YOUR OBJECTIVE:
Reproduce the records that follow in full, excluding any picture they contain.

-- start INFORMATION SHOWN --

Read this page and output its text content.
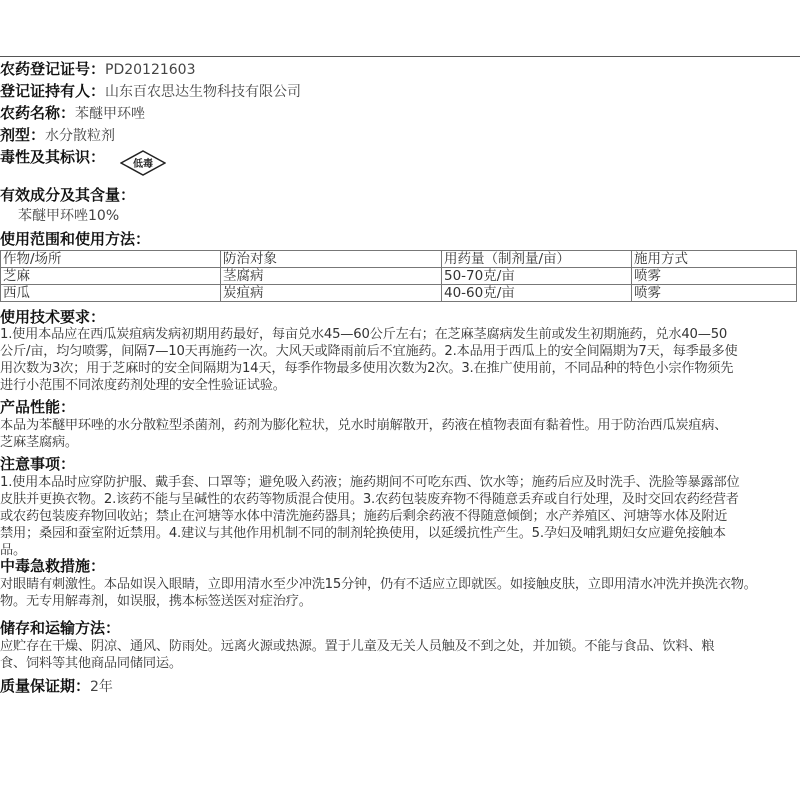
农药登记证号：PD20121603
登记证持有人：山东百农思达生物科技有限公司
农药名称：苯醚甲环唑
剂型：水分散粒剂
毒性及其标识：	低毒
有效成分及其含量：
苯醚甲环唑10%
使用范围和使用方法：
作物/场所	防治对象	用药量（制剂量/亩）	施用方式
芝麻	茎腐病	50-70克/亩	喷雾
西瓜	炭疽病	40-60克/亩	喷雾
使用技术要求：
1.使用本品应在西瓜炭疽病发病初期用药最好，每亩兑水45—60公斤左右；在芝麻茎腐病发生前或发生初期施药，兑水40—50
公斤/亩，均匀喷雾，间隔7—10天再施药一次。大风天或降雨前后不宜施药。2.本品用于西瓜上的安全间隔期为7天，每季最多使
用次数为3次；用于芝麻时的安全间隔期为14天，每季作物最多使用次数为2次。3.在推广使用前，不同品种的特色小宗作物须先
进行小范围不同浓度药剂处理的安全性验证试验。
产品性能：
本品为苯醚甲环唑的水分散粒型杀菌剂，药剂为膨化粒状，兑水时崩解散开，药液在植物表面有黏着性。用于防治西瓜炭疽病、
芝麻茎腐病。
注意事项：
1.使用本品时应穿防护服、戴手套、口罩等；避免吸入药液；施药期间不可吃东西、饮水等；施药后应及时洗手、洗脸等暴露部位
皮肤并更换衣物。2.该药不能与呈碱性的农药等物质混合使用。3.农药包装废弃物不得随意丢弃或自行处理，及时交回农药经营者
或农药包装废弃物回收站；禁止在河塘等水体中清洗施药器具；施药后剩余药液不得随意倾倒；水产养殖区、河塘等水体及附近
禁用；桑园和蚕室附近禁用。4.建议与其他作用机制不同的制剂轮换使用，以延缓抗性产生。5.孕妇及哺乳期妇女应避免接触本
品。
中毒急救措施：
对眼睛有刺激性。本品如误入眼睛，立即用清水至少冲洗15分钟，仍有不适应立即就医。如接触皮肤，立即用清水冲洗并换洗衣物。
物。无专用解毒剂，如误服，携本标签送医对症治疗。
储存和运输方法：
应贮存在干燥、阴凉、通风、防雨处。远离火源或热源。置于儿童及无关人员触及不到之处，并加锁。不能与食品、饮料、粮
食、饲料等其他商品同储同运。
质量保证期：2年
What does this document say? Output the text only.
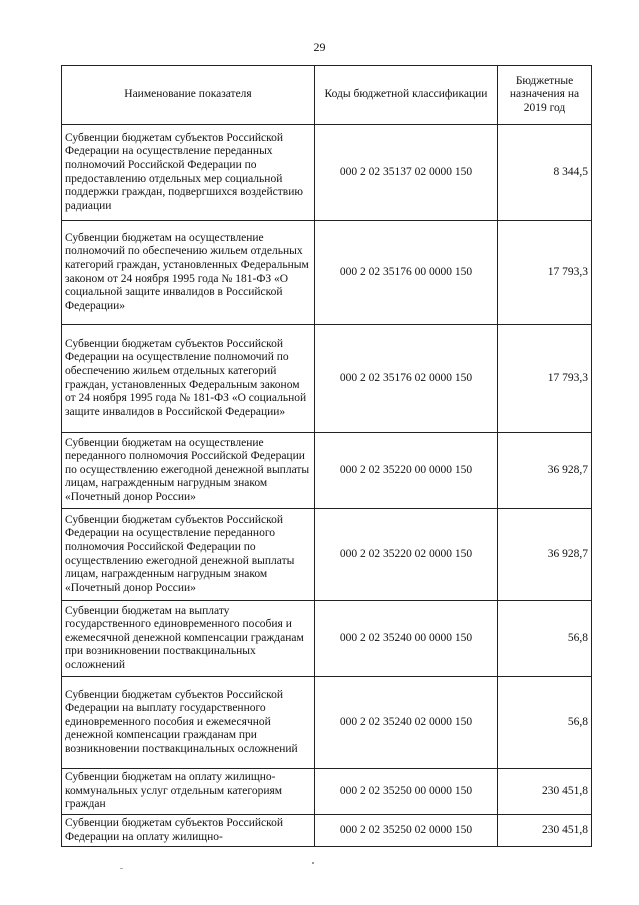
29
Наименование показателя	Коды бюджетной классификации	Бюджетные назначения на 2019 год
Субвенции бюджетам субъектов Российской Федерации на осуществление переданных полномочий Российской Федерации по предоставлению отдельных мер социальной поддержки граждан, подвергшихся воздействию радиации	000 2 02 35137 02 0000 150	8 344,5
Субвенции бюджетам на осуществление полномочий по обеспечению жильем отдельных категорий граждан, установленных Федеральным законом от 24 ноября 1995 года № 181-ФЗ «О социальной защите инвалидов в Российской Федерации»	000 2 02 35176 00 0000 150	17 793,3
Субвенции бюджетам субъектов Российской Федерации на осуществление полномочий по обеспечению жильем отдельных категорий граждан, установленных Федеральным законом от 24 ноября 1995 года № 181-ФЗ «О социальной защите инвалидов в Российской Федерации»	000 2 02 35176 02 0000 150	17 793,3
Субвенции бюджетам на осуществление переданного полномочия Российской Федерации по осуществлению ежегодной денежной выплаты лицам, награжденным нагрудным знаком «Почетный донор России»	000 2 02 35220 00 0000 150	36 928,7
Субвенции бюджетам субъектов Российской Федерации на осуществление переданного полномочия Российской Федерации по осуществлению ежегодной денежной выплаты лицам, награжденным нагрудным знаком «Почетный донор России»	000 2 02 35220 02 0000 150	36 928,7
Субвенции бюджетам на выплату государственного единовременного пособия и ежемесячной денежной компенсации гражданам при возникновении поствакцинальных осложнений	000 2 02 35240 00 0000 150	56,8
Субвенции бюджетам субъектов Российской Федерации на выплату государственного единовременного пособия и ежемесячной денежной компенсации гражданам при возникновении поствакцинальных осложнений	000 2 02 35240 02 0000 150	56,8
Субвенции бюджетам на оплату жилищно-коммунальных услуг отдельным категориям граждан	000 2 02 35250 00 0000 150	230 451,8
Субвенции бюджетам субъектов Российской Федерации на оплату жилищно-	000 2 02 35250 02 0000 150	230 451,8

-- end INFORMATION SHOWN --

WORKED ANSWER:
Read this page and output its text content.
农药登记证号：PD20121603
登记证持有人：山东百农思达生物科技有限公司
农药名称：苯醚甲环唑
剂型：水分散粒剂
毒性及其标识：	低毒
有效成分及其含量：
苯醚甲环唑10%
使用范围和使用方法：
作物/场所	防治对象	用药量（制剂量/亩）	施用方式
芝麻	茎腐病	50-70克/亩	喷雾
西瓜	炭疽病	40-60克/亩	喷雾
使用技术要求：
1.使用本品应在西瓜炭疽病发病初期用药最好，每亩兑水45—60公斤左右；在芝麻茎腐病发生前或发生初期施药，兑水40—50
公斤/亩，均匀喷雾，间隔7—10天再施药一次。大风天或降雨前后不宜施药。2.本品用于西瓜上的安全间隔期为7天，每季最多使
用次数为3次；用于芝麻时的安全间隔期为14天，每季作物最多使用次数为2次。3.在推广使用前，不同品种的特色小宗作物须先
进行小范围不同浓度药剂处理的安全性验证试验。
产品性能：
本品为苯醚甲环唑的水分散粒型杀菌剂，药剂为膨化粒状，兑水时崩解散开，药液在植物表面有黏着性。用于防治西瓜炭疽病、
芝麻茎腐病。
注意事项：
1.使用本品时应穿防护服、戴手套、口罩等；避免吸入药液；施药期间不可吃东西、饮水等；施药后应及时洗手、洗脸等暴露部位
皮肤并更换衣物。2.该药不能与呈碱性的农药等物质混合使用。3.农药包装废弃物不得随意丢弃或自行处理，及时交回农药经营者
或农药包装废弃物回收站；禁止在河塘等水体中清洗施药器具；施药后剩余药液不得随意倾倒；水产养殖区、河塘等水体及附近
禁用；桑园和蚕室附近禁用。4.建议与其他作用机制不同的制剂轮换使用，以延缓抗性产生。5.孕妇及哺乳期妇女应避免接触本
品。
中毒急救措施：
对眼睛有刺激性。本品如误入眼睛，立即用清水至少冲洗15分钟，仍有不适应立即就医。如接触皮肤，立即用清水冲洗并换洗衣物。
物。无专用解毒剂，如误服，携本标签送医对症治疗。
储存和运输方法：
应贮存在干燥、阴凉、通风、防雨处。远离火源或热源。置于儿童及无关人员触及不到之处，并加锁。不能与食品、饮料、粮
食、饲料等其他商品同储同运。
质量保证期：2年
What does this document say? Output the text only.
29
Наименование показателя	Коды бюджетной классификации	Бюджетные назначения на 2019 год
Субвенции бюджетам субъектов Российской Федерации на осуществление переданных полномочий Российской Федерации по предоставлению отдельных мер социальной поддержки граждан, подвергшихся воздействию радиации	000 2 02 35137 02 0000 150	8 344,5
Субвенции бюджетам на осуществление полномочий по обеспечению жильем отдельных категорий граждан, установленных Федеральным законом от 24 ноября 1995 года № 181-ФЗ «О социальной защите инвалидов в Российской Федерации»	000 2 02 35176 00 0000 150	17 793,3
Субвенции бюджетам субъектов Российской Федерации на осуществление полномочий по обеспечению жильем отдельных категорий граждан, установленных Федеральным законом от 24 ноября 1995 года № 181-ФЗ «О социальной защите инвалидов в Российской Федерации»	000 2 02 35176 02 0000 150	17 793,3
Субвенции бюджетам на осуществление переданного полномочия Российской Федерации по осуществлению ежегодной денежной выплаты лицам, награжденным нагрудным знаком «Почетный донор России»	000 2 02 35220 00 0000 150	36 928,7
Субвенции бюджетам субъектов Российской Федерации на осуществление переданного полномочия Российской Федерации по осуществлению ежегодной денежной выплаты лицам, награжденным нагрудным знаком «Почетный донор России»	000 2 02 35220 02 0000 150	36 928,7
Субвенции бюджетам на выплату государственного единовременного пособия и ежемесячной денежной компенсации гражданам при возникновении поствакцинальных осложнений	000 2 02 35240 00 0000 150	56,8
Субвенции бюджетам субъектов Российской Федерации на выплату государственного единовременного пособия и ежемесячной денежной компенсации гражданам при возникновении поствакцинальных осложнений	000 2 02 35240 02 0000 150	56,8
Субвенции бюджетам на оплату жилищно-коммунальных услуг отдельным категориям граждан	000 2 02 35250 00 0000 150	230 451,8
Субвенции бюджетам субъектов Российской Федерации на оплату жилищно-	000 2 02 35250 02 0000 150	230 451,8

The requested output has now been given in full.